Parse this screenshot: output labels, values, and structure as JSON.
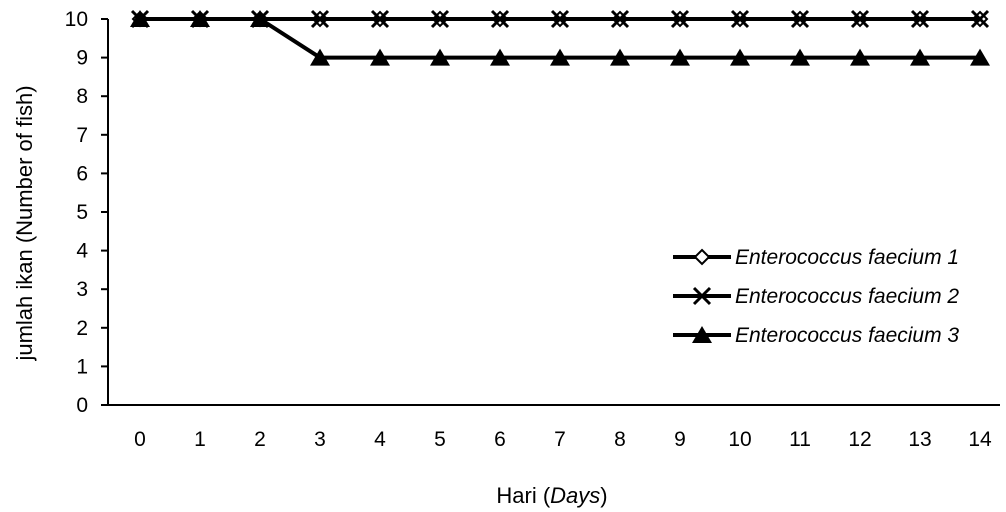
{
  "chart_data": {
    "type": "line",
    "title": "",
    "xlabel_prefix": "Hari (",
    "xlabel_italic": "Days",
    "xlabel_suffix": ")",
    "ylabel": "jumlah ikan (Number of fish)",
    "x": [
      0,
      1,
      2,
      3,
      4,
      5,
      6,
      7,
      8,
      9,
      10,
      11,
      12,
      13,
      14
    ],
    "ylim": [
      0,
      10
    ],
    "yticks": [
      0,
      1,
      2,
      3,
      4,
      5,
      6,
      7,
      8,
      9,
      10
    ],
    "grid": false,
    "legend_position": "right",
    "series": [
      {
        "name": "Enterococcus faecium 1",
        "marker": "diamond",
        "values": [
          10,
          10,
          10,
          10,
          10,
          10,
          10,
          10,
          10,
          10,
          10,
          10,
          10,
          10,
          10
        ]
      },
      {
        "name": "Enterococcus faecium 2",
        "marker": "x",
        "values": [
          10,
          10,
          10,
          10,
          10,
          10,
          10,
          10,
          10,
          10,
          10,
          10,
          10,
          10,
          10
        ]
      },
      {
        "name": "Enterococcus faecium 3",
        "marker": "triangle",
        "values": [
          10,
          10,
          10,
          9,
          9,
          9,
          9,
          9,
          9,
          9,
          9,
          9,
          9,
          9,
          9
        ]
      }
    ]
  }
}
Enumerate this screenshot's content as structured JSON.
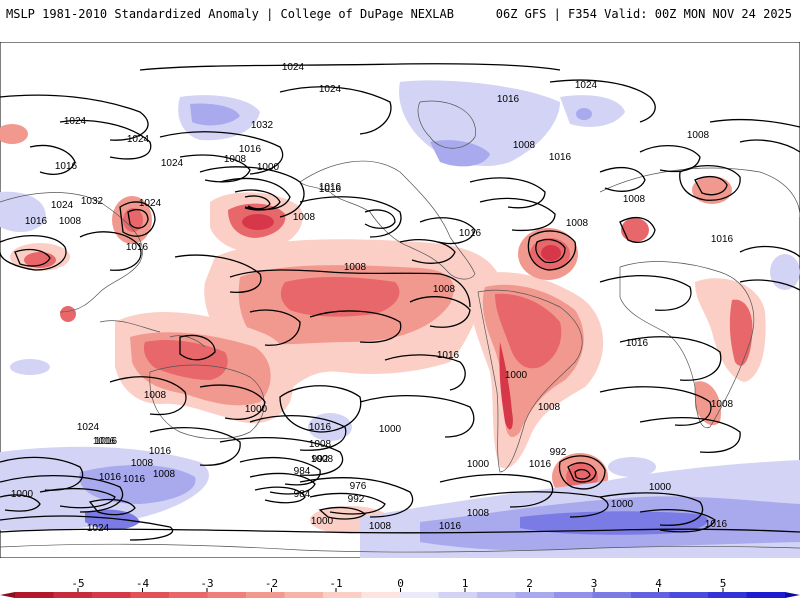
{
  "header": {
    "left_title": "MSLP 1981-2010 Standardized Anomaly | College of DuPage NEXLAB",
    "right_title": "06Z GFS | F354 Valid: 00Z MON NOV 24 2025"
  },
  "isobar_labels": [
    "1024",
    "1024",
    "1024",
    "1024",
    "1016",
    "1032",
    "1016",
    "1008",
    "1000",
    "1016",
    "1024",
    "1016",
    "1032",
    "1024",
    "1016",
    "1024",
    "1008",
    "1016",
    "1016",
    "1008",
    "1024",
    "1016",
    "1008",
    "1008",
    "1008",
    "1008",
    "1016",
    "1008",
    "1008",
    "1016",
    "1016",
    "1000",
    "1016",
    "1008",
    "1000",
    "1016",
    "1000",
    "1008",
    "1008",
    "1024",
    "1016",
    "1016",
    "1008",
    "1016",
    "992",
    "1008",
    "984",
    "976",
    "992",
    "984",
    "1000",
    "1008",
    "1016",
    "992",
    "1000",
    "1000",
    "1000",
    "1024",
    "1000",
    "1008",
    "1016",
    "1008",
    "1016",
    "1016",
    "1008",
    "1016"
  ],
  "colorbar": {
    "ticks": [
      "-5",
      "-4",
      "-3",
      "-2",
      "-1",
      "0",
      "1",
      "2",
      "3",
      "4",
      "5"
    ],
    "colors": [
      "#b2182b",
      "#d6384a",
      "#e8676a",
      "#f2998f",
      "#fbcfc6",
      "#ffffff",
      "#d3d3f5",
      "#a9a9ee",
      "#7b7be6",
      "#4a4add",
      "#1d1dd0"
    ]
  }
}
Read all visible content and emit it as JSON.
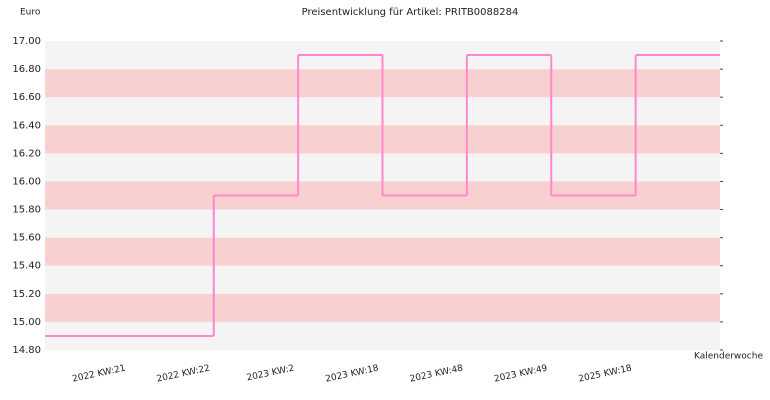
{
  "chart_data": {
    "type": "step",
    "title": "Preisentwicklung für Artikel: PRITB0088284",
    "y_label": "Euro",
    "x_label": "Kalenderwoche",
    "categories": [
      "2022 KW:21",
      "2022 KW:22",
      "2023 KW:2",
      "2023 KW:18",
      "2023 KW:48",
      "2023 KW:49",
      "2025 KW:18"
    ],
    "values": [
      14.9,
      15.9,
      16.9,
      15.9,
      16.9,
      15.9,
      16.9
    ],
    "color": "#ff88cc",
    "band_colors": [
      "#f4f4f4",
      "#f8d0d0"
    ],
    "ylim": [
      14.8,
      17.0
    ],
    "yticks": [
      {
        "value": 14.8,
        "label": "14.80"
      },
      {
        "value": 15.0,
        "label": "15.00"
      },
      {
        "value": 15.2,
        "label": "15.20"
      },
      {
        "value": 15.4,
        "label": "15.40"
      },
      {
        "value": 15.6,
        "label": "15.60"
      },
      {
        "value": 15.8,
        "label": "15.80"
      },
      {
        "value": 16.0,
        "label": "16.00"
      },
      {
        "value": 16.2,
        "label": "16.20"
      },
      {
        "value": 16.4,
        "label": "16.40"
      },
      {
        "value": 16.6,
        "label": "16.60"
      },
      {
        "value": 16.8,
        "label": "16.80"
      },
      {
        "value": 17.0,
        "label": "17.00"
      }
    ]
  }
}
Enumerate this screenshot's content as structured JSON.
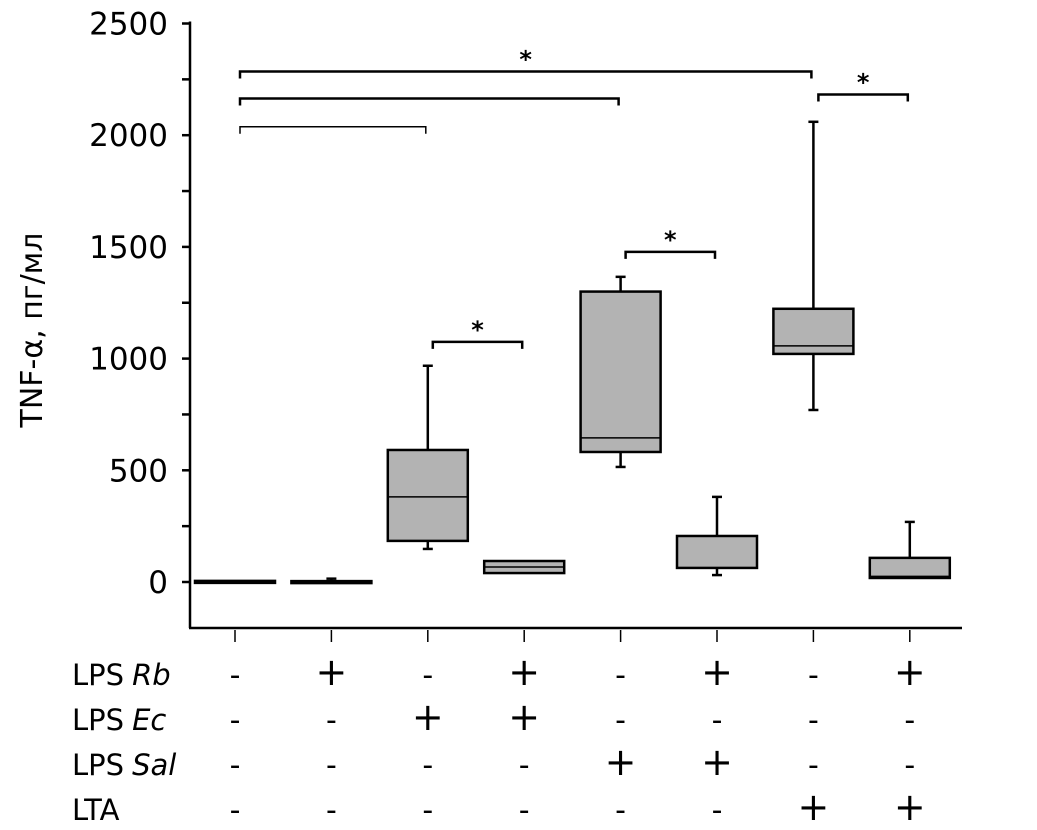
{
  "chart_data": {
    "type": "box",
    "ylabel": "TNF-α, пг/мл",
    "ylim": [
      -200,
      2500
    ],
    "yticks": [
      0,
      500,
      1000,
      1500,
      2000,
      2500
    ],
    "yminor_step": 250,
    "grid": false,
    "box_color": "#b3b3b3",
    "groups": [
      {
        "min": 0,
        "q1": 0,
        "median": 2,
        "q3": 5,
        "max": 5
      },
      {
        "min": 0,
        "q1": 0,
        "median": 2,
        "q3": 4,
        "max": 15
      },
      {
        "min": 148,
        "q1": 184,
        "median": 381,
        "q3": 591,
        "max": 968
      },
      {
        "min": 40,
        "q1": 40,
        "median": 67,
        "q3": 94,
        "max": 94
      },
      {
        "min": 515,
        "q1": 582,
        "median": 645,
        "q3": 1300,
        "max": 1366
      },
      {
        "min": 31,
        "q1": 63,
        "median": 63,
        "q3": 206,
        "max": 381
      },
      {
        "min": 770,
        "q1": 1021,
        "median": 1057,
        "q3": 1223,
        "max": 2060
      },
      {
        "min": 18,
        "q1": 18,
        "median": 25,
        "q3": 108,
        "max": 269
      }
    ],
    "brackets": [
      {
        "from": 1,
        "to": 7,
        "y": 2285,
        "label": "*"
      },
      {
        "from": 1,
        "to": 5,
        "y": 2164,
        "label": ""
      },
      {
        "from": 1,
        "to": 3,
        "y": 2038,
        "label": ""
      },
      {
        "from": 7,
        "to": 8,
        "y": 2182,
        "label": "*"
      },
      {
        "from": 5,
        "to": 6,
        "y": 1478,
        "label": "*"
      },
      {
        "from": 3,
        "to": 4,
        "y": 1075,
        "label": "*"
      }
    ],
    "conditions": [
      {
        "name": "LPS",
        "italic": "Rb",
        "values": [
          "-",
          "+",
          "-",
          "+",
          "-",
          "+",
          "-",
          "+"
        ]
      },
      {
        "name": "LPS",
        "italic": "Ec",
        "values": [
          "-",
          "-",
          "+",
          "+",
          "-",
          "-",
          "-",
          "-"
        ]
      },
      {
        "name": "LPS",
        "italic": "Sal",
        "values": [
          "-",
          "-",
          "-",
          "-",
          "+",
          "+",
          "-",
          "-"
        ]
      },
      {
        "name": "LTA",
        "italic": "",
        "values": [
          "-",
          "-",
          "-",
          "-",
          "-",
          "-",
          "+",
          "+"
        ]
      }
    ]
  }
}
*-*-*
→ Exercise requirements
Write out again every line above exactly as given; the pictures do not belong in the copy.

→ Full response
Parse this screenshot: output labels, values, and structure as JSON.
{
  "chart_data": {
    "type": "line",
    "title": "",
    "xlabel_prefix": "Hari (",
    "xlabel_italic": "Days",
    "xlabel_suffix": ")",
    "ylabel": "jumlah ikan (Number of fish)",
    "x": [
      0,
      1,
      2,
      3,
      4,
      5,
      6,
      7,
      8,
      9,
      10,
      11,
      12,
      13,
      14
    ],
    "ylim": [
      0,
      10
    ],
    "yticks": [
      0,
      1,
      2,
      3,
      4,
      5,
      6,
      7,
      8,
      9,
      10
    ],
    "grid": false,
    "legend_position": "right",
    "series": [
      {
        "name": "Enterococcus faecium 1",
        "marker": "diamond",
        "values": [
          10,
          10,
          10,
          10,
          10,
          10,
          10,
          10,
          10,
          10,
          10,
          10,
          10,
          10,
          10
        ]
      },
      {
        "name": "Enterococcus faecium 2",
        "marker": "x",
        "values": [
          10,
          10,
          10,
          10,
          10,
          10,
          10,
          10,
          10,
          10,
          10,
          10,
          10,
          10,
          10
        ]
      },
      {
        "name": "Enterococcus faecium 3",
        "marker": "triangle",
        "values": [
          10,
          10,
          10,
          9,
          9,
          9,
          9,
          9,
          9,
          9,
          9,
          9,
          9,
          9,
          9
        ]
      }
    ]
  }
}
Enumerate this screenshot's content as structured JSON.
{
  "header": {
    "left_title": "MSLP 1981-2010 Standardized Anomaly | College of DuPage NEXLAB",
    "right_title": "06Z GFS | F354 Valid: 00Z MON NOV 24 2025"
  },
  "isobar_labels": [
    "1024",
    "1024",
    "1024",
    "1024",
    "1016",
    "1032",
    "1016",
    "1008",
    "1000",
    "1016",
    "1024",
    "1016",
    "1032",
    "1024",
    "1016",
    "1024",
    "1008",
    "1016",
    "1016",
    "1008",
    "1024",
    "1016",
    "1008",
    "1008",
    "1008",
    "1008",
    "1016",
    "1008",
    "1008",
    "1016",
    "1016",
    "1000",
    "1016",
    "1008",
    "1000",
    "1016",
    "1000",
    "1008",
    "1008",
    "1024",
    "1016",
    "1016",
    "1008",
    "1016",
    "992",
    "1008",
    "984",
    "976",
    "992",
    "984",
    "1000",
    "1008",
    "1016",
    "992",
    "1000",
    "1000",
    "1000",
    "1024",
    "1000",
    "1008",
    "1016",
    "1008",
    "1016",
    "1016",
    "1008",
    "1016"
  ],
  "colorbar": {
    "ticks": [
      "-5",
      "-4",
      "-3",
      "-2",
      "-1",
      "0",
      "1",
      "2",
      "3",
      "4",
      "5"
    ],
    "colors": [
      "#b2182b",
      "#d6384a",
      "#e8676a",
      "#f2998f",
      "#fbcfc6",
      "#ffffff",
      "#d3d3f5",
      "#a9a9ee",
      "#7b7be6",
      "#4a4add",
      "#1d1dd0"
    ]
  }
}
Read all visible content and emit it as JSON.
{
  "chart_data": {
    "type": "step",
    "title": "Preisentwicklung für Artikel: PRITB0088284",
    "y_label": "Euro",
    "x_label": "Kalenderwoche",
    "categories": [
      "2022 KW:21",
      "2022 KW:22",
      "2023 KW:2",
      "2023 KW:18",
      "2023 KW:48",
      "2023 KW:49",
      "2025 KW:18"
    ],
    "values": [
      14.9,
      15.9,
      16.9,
      15.9,
      16.9,
      15.9,
      16.9
    ],
    "color": "#ff88cc",
    "band_colors": [
      "#f4f4f4",
      "#f8d0d0"
    ],
    "ylim": [
      14.8,
      17.0
    ],
    "yticks": [
      {
        "value": 14.8,
        "label": "14.80"
      },
      {
        "value": 15.0,
        "label": "15.00"
      },
      {
        "value": 15.2,
        "label": "15.20"
      },
      {
        "value": 15.4,
        "label": "15.40"
      },
      {
        "value": 15.6,
        "label": "15.60"
      },
      {
        "value": 15.8,
        "label": "15.80"
      },
      {
        "value": 16.0,
        "label": "16.00"
      },
      {
        "value": 16.2,
        "label": "16.20"
      },
      {
        "value": 16.4,
        "label": "16.40"
      },
      {
        "value": 16.6,
        "label": "16.60"
      },
      {
        "value": 16.8,
        "label": "16.80"
      },
      {
        "value": 17.0,
        "label": "17.00"
      }
    ]
  }
}
Enumerate this screenshot's content as structured JSON.
{
  "chart_data": {
    "type": "box",
    "ylabel": "TNF-α, пг/мл",
    "ylim": [
      -200,
      2500
    ],
    "yticks": [
      0,
      500,
      1000,
      1500,
      2000,
      2500
    ],
    "yminor_step": 250,
    "grid": false,
    "box_color": "#b3b3b3",
    "groups": [
      {
        "min": 0,
        "q1": 0,
        "median": 2,
        "q3": 5,
        "max": 5
      },
      {
        "min": 0,
        "q1": 0,
        "median": 2,
        "q3": 4,
        "max": 15
      },
      {
        "min": 148,
        "q1": 184,
        "median": 381,
        "q3": 591,
        "max": 968
      },
      {
        "min": 40,
        "q1": 40,
        "median": 67,
        "q3": 94,
        "max": 94
      },
      {
        "min": 515,
        "q1": 582,
        "median": 645,
        "q3": 1300,
        "max": 1366
      },
      {
        "min": 31,
        "q1": 63,
        "median": 63,
        "q3": 206,
        "max": 381
      },
      {
        "min": 770,
        "q1": 1021,
        "median": 1057,
        "q3": 1223,
        "max": 2060
      },
      {
        "min": 18,
        "q1": 18,
        "median": 25,
        "q3": 108,
        "max": 269
      }
    ],
    "brackets": [
      {
        "from": 1,
        "to": 7,
        "y": 2285,
        "label": "*"
      },
      {
        "from": 1,
        "to": 5,
        "y": 2164,
        "label": ""
      },
      {
        "from": 1,
        "to": 3,
        "y": 2038,
        "label": ""
      },
      {
        "from": 7,
        "to": 8,
        "y": 2182,
        "label": "*"
      },
      {
        "from": 5,
        "to": 6,
        "y": 1478,
        "label": "*"
      },
      {
        "from": 3,
        "to": 4,
        "y": 1075,
        "label": "*"
      }
    ],
    "conditions": [
      {
        "name": "LPS",
        "italic": "Rb",
        "values": [
          "-",
          "+",
          "-",
          "+",
          "-",
          "+",
          "-",
          "+"
        ]
      },
      {
        "name": "LPS",
        "italic": "Ec",
        "values": [
          "-",
          "-",
          "+",
          "+",
          "-",
          "-",
          "-",
          "-"
        ]
      },
      {
        "name": "LPS",
        "italic": "Sal",
        "values": [
          "-",
          "-",
          "-",
          "-",
          "+",
          "+",
          "-",
          "-"
        ]
      },
      {
        "name": "LTA",
        "italic": "",
        "values": [
          "-",
          "-",
          "-",
          "-",
          "-",
          "-",
          "+",
          "+"
        ]
      }
    ]
  }
}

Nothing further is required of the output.